WHAT IS BEING ASKED: Which lines contain the word "ranking"? Return each of them as written.

Figure contents as structured data

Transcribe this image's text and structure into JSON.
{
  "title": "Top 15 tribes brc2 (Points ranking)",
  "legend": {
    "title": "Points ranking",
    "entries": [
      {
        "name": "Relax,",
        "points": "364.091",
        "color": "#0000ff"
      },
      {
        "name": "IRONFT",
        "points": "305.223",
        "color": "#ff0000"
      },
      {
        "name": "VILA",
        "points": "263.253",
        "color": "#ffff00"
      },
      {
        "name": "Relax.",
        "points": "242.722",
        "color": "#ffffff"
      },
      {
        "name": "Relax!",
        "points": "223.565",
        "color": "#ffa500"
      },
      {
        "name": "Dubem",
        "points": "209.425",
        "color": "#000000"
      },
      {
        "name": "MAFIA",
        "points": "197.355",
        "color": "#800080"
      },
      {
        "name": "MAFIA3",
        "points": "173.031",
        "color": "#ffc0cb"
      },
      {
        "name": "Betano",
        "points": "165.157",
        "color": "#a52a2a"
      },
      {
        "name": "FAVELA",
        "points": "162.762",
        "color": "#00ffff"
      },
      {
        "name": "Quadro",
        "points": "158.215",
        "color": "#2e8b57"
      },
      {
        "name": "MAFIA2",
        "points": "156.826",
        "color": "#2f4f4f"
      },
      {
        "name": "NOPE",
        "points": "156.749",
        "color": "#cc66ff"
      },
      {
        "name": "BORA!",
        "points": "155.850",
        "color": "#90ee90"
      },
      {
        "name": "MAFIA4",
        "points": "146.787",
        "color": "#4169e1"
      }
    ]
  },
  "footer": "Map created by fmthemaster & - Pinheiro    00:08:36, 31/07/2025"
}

TASK ANSWER:
  "title": "Top 15 tribes brc2 (Points ranking)",
    "title": "Points ranking",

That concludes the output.